--- Request A ---
Write out, word for word, the part of the passage about Michael and Deb that starts at the words "Ultimately, he concluded" and ends after the words "and Michael communicate.".

--- Document passage ---
━━━━━━━━━━━━━━━━━━━━━━━━━━━━━━
When Michael and Deb aren't at the Enclave, they're perfectly happy sitting in their suburban Parker home, chain-smoking Winstons and finishing each other's sentences -- "Some people would find us..." "...boring" -- as they explain how they ended up at the center of Denver's BDSM community.

Being a gentleman, Michael lets Deb tell her story first -- though if he wanted to, he could force her to stop at any time. That's how their carefully negotiated 24/7 dominant/submissive relationship works: He always has that veto in his pocket -- whether over what she makes for dinner or what they do in bed -- though he hardly ever uses it, and he doesn't use it now.

So Deb begins, explaining how seven years ago, at age 46, newly divorced with a grown son and a grandchild, she decided to explore why she got turned on when guys told her they were going to own her.

A petite native New Yorker with a spark-plug personality, she was unsure how her career-woman background -- former restaurant manager, real-estate business owner and substance-abuse counselor -- fit with her submissive tendencies. "I was very feminist, and I still am. So the thought of a man flogging me -- what, are you nuts?" she says with a cackling laugh. "How do I, as a very powerful, self-actualized woman, give my power away?" But she decided that true self-confidence came with allowing her partner to meet her needs, even if that meant giving her power away in order to do so. "It's fed my sexual needs, but believe it or not, it's also fed my spiritual needs," she says. "If I'm tied up, it's like being swaddled. I don't have to be a wife, a mom or Deb. I can simply be."

Through websites like www.alt.com, she found others into the same thing -- including Michael.

A Catholic-raised Minnesota farm boy who ended up in Denver two dozen years ago after a stint in the Army, Michael started exploring the local BDSM scene a couple of years before Deb. He had worked as a security guard, a safety inspector, a business manager, even a cop, and had a wife and a family -- but something was wrong, he remembers: "I would find myself wanting to spank someone, and I was thinking, 'You are a wife-beater.'"

Ultimately, he concluded that there was a difference between being respectfully dominant and selfishly domineering, between consensually hurting someone and thoughtlessly harming her. "I have always been a controlling person," he says. "The trick was finding someone like Deb, who I wanted to be in charge of and who was willing to give me that responsibility. I take the responsibility very seriously and thrive on that responsibility."

In many ways, the couple's relationship looks old-fashioned -- "When you think of Leave It to Beaver, the truth is Ward was the dominant," Michael says. "He had that veto in his pocket" -- except for one thing: Deb and Michael communicate.
━━━━━━━━━━━━━━━━━━━━━━━━━━━━━━
--- Records shown ---
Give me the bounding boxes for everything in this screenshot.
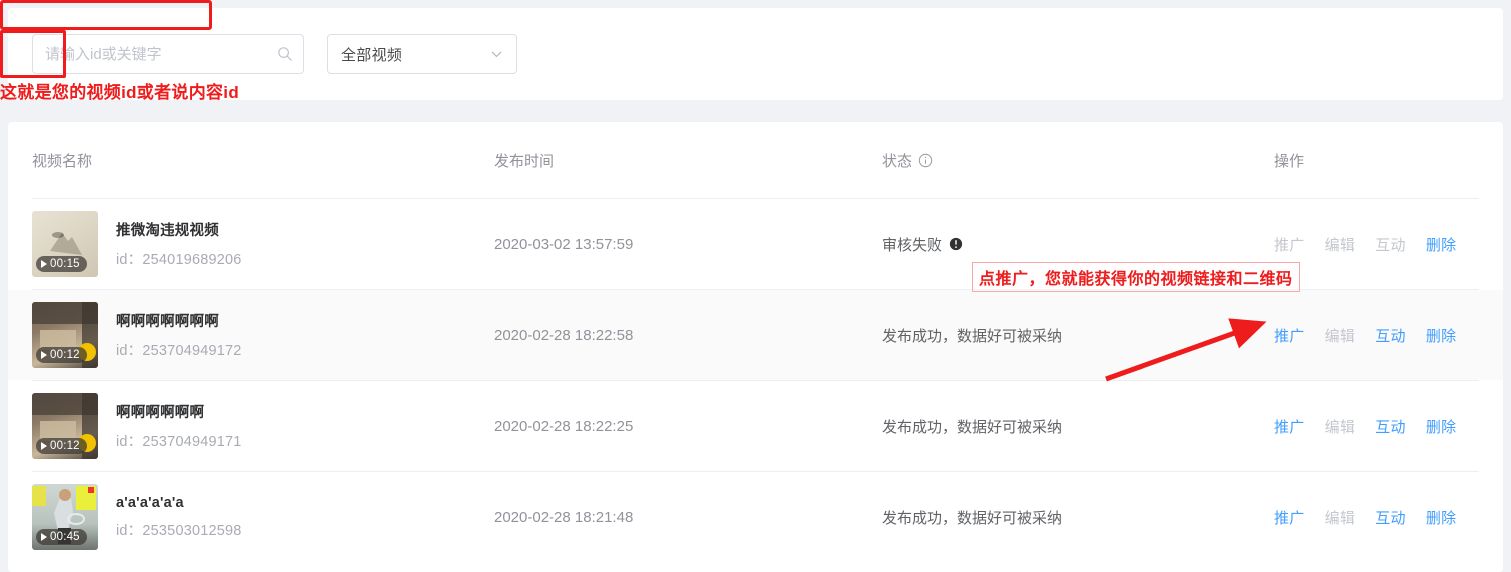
video-title: 啊啊啊啊啊啊啊 [116,314,219,330]
duration-text: 00:12 [50,349,80,361]
video-id-value: 253503012598 [142,522,242,539]
table-header: 视频名称 发布时间 状态 操作 [8,122,1503,198]
video-id: id：254019689206 [116,248,242,269]
action-promote[interactable]: 推广 [1274,325,1305,346]
action-edit[interactable]: 编辑 [1325,507,1356,528]
cell-video-name: 00:15 推微淘违规视频 id：254019689206 [32,211,494,277]
action-interact[interactable]: 互动 [1375,416,1406,437]
cell-actions: 推广 编辑 互动 删除 [1274,325,1503,346]
play-icon [41,351,47,359]
video-duration-badge: 00:45 [36,529,87,545]
video-duration-badge: 00:12 [36,438,87,454]
search-icon[interactable] [277,46,293,62]
column-header-actions: 操作 [1274,152,1305,170]
video-id-label: id： [116,434,143,450]
cell-actions: 推广 编辑 互动 删除 [1274,507,1503,528]
status-text: 发布成功，数据好可被采纳 [882,509,1063,527]
action-delete[interactable]: 删除 [1426,234,1457,255]
video-meta: 啊啊啊啊啊啊 id：253704949171 [116,401,242,451]
status-text: 发布成功，数据好可被采纳 [882,327,1063,345]
search-input[interactable] [33,35,303,73]
video-duration-badge: 00:12 [36,347,87,363]
video-id: id：253503012598 [116,519,242,540]
chevron-down-icon[interactable] [489,47,504,62]
action-interact[interactable]: 互动 [1375,234,1406,255]
cell-status: 发布成功，数据好可被采纳 [882,507,1274,528]
column-header-time: 发布时间 [494,152,555,170]
action-delete[interactable]: 删除 [1426,507,1457,528]
action-edit[interactable]: 编辑 [1325,325,1356,346]
column-header-state-label: 状态 [882,152,913,170]
action-edit[interactable]: 编辑 [1325,416,1356,437]
table-row[interactable]: 00:12 啊啊啊啊啊啊啊 id：253704949172 2020-02-28… [8,290,1503,380]
search-box[interactable] [32,34,304,74]
filter-panel: 全部视频 [8,8,1503,100]
cell-status: 发布成功，数据好可被采纳 [882,416,1274,437]
video-thumbnail[interactable]: 00:12 [32,302,98,368]
video-meta: 啊啊啊啊啊啊啊 id：253704949172 [116,310,242,360]
video-table-panel: 视频名称 发布时间 状态 操作 00:15 推微淘违规视频 id：2540196… [8,122,1503,572]
video-id-value: 254019689206 [142,252,242,268]
action-promote[interactable]: 推广 [1274,234,1305,255]
duration-text: 00:45 [50,531,80,543]
video-title: a'a'a'a'a'a [116,494,184,511]
video-title: 啊啊啊啊啊啊 [116,405,205,421]
video-id: id：253704949171 [116,430,242,451]
video-id-label: id： [116,252,143,268]
video-id-value: 253704949171 [142,434,242,450]
duration-text: 00:12 [50,440,80,452]
cell-video-name: 00:12 啊啊啊啊啊啊啊 id：253704949172 [32,302,494,368]
cell-status: 发布成功，数据好可被采纳 [882,325,1274,346]
action-edit[interactable]: 编辑 [1325,234,1356,255]
duration-text: 00:15 [50,258,80,270]
table-row[interactable]: 00:15 推微淘违规视频 id：254019689206 2020-03-02… [8,199,1503,289]
video-title: 推微淘违规视频 [116,223,219,239]
exclamation-circle-icon[interactable] [949,237,963,251]
info-circle-icon[interactable] [918,153,933,168]
video-manager-page: 全部视频 视频名称 发布时间 状态 [0,0,1511,572]
play-icon [41,442,47,450]
play-icon [41,533,47,541]
video-id-label: id： [116,343,143,359]
cell-publish-time: 2020-02-28 18:21:48 [494,508,634,526]
column-header-name: 视频名称 [32,152,93,170]
table-row[interactable]: 00:45 a'a'a'a'a'a id：253503012598 2020-0… [8,472,1503,562]
action-delete[interactable]: 删除 [1426,416,1457,437]
cell-video-name: 00:12 啊啊啊啊啊啊 id：253704949171 [32,393,494,459]
cell-video-name: 00:45 a'a'a'a'a'a id：253503012598 [32,484,494,550]
video-id-label: id： [116,522,143,539]
video-meta: a'a'a'a'a'a id：253503012598 [116,495,242,540]
video-meta: 推微淘违规视频 id：254019689206 [116,219,242,269]
video-id: id：253704949172 [116,339,242,360]
cell-actions: 推广 编辑 互动 删除 [1274,234,1503,255]
cell-publish-time: 2020-02-28 18:22:25 [494,417,634,435]
status-text: 审核失败 [882,236,943,254]
video-thumbnail[interactable]: 00:45 [32,484,98,550]
video-type-select-value: 全部视频 [341,46,403,64]
action-delete[interactable]: 删除 [1426,325,1457,346]
column-header-state: 状态 [882,150,1274,171]
video-duration-badge: 00:15 [36,256,87,272]
cell-status: 审核失败 [882,234,1274,255]
video-id-value: 253704949172 [142,343,242,359]
play-icon [41,260,47,268]
table-row[interactable]: 00:12 啊啊啊啊啊啊 id：253704949171 2020-02-28 … [8,381,1503,471]
action-promote[interactable]: 推广 [1274,507,1305,528]
action-promote[interactable]: 推广 [1274,416,1305,437]
cell-actions: 推广 编辑 互动 删除 [1274,416,1503,437]
cell-publish-time: 2020-03-02 13:57:59 [494,235,634,253]
video-thumbnail[interactable]: 00:15 [32,211,98,277]
action-interact[interactable]: 互动 [1375,507,1406,528]
video-type-select[interactable]: 全部视频 [327,34,517,74]
status-text: 发布成功，数据好可被采纳 [882,418,1063,436]
cell-publish-time: 2020-02-28 18:22:58 [494,326,634,344]
video-thumbnail[interactable]: 00:12 [32,393,98,459]
action-interact[interactable]: 互动 [1375,325,1406,346]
━━━━━━━━━━━━━━━━━━━━━━━━━━━━━━
--- Request B ---
Rewrite the entries as a Markdown table with the columns Row and Entry, one line per row and blank lines skipped. Start at the line that has "video-title: 啊啊啊啊啊啊啊 [116,314,219,330]" and stop after the line that has "chevron-down-icon[interactable] [489,47,504,62]", including both of those lines.

--- Correct result A ---
Ultimately, he concluded that there was a difference between being respectfully dominant and selfishly domineering, between consensually hurting someone and thoughtlessly harming her. "I have always been a controlling person," he says. "The trick was finding someone like Deb, who I wanted to be in charge of and who was willing to give me that responsibility. I take the responsibility very seriously and thrive on that responsibility."

In many ways, the couple's relationship looks old-fashioned -- "When you think of Leave It to Beaver, the truth is Ward was the dominant," Michael says. "He had that veto in his pocket" -- except for one thing: Deb and Michael communicate.

--- Correct result B ---
| Row | Entry |
|---|---|
| 1 | video-title: 啊啊啊啊啊啊啊 [116,314,219,330] |
| 2 | duration-text: 00:12 [50,349,80,361] |
| 3 | video-id-value: 253503012598 [142,522,242,539] |
| 4 | table-header: 视频名称 发布时间 状态 操作 [8,122,1503,198] |
| 5 | video-id: id：254019689206 [116,248,242,269] |
| 6 | action-promote[interactable]: 推广 [1274,325,1305,346] |
| 7 | action-edit[interactable]: 编辑 [1325,507,1356,528] |
| 8 | cell-video-name: 00:15 推微淘违规视频 id：254019689206 [32,211,494,277] |
| 9 | action-interact[interactable]: 互动 [1375,416,1406,437] |
| 10 | cell-actions: 推广 编辑 互动 删除 [1274,325,1503,346] |
| 11 | play-icon [41,351,47,359] |
| 12 | video-duration-badge: 00:45 [36,529,87,545] |
| 13 | video-duration-badge: 00:12 [36,438,87,454] |
| 14 | search-icon[interactable] [277,46,293,62] |
| 15 | column-header-actions: 操作 [1274,152,1305,170] |
| 16 | video-id-label: id： [116,434,143,450] |
| 17 | cell-actions: 推广 编辑 互动 删除 [1274,507,1503,528] |
| 18 | status-text: 发布成功，数据好可被采纳 [882,509,1063,527] |
| 19 | action-delete[interactable]: 删除 [1426,234,1457,255] |
| 20 | video-meta: 啊啊啊啊啊啊 id：253704949171 [116,401,242,451] |
| 21 | status-text: 发布成功，数据好可被采纳 [882,327,1063,345] |
| 22 | search-input[interactable] [33,35,303,73] |
| 23 | video-duration-badge: 00:12 [36,347,87,363] |
| 24 | video-id: id：253503012598 [116,519,242,540] |
| 25 | chevron-down-icon[interactable] [489,47,504,62] |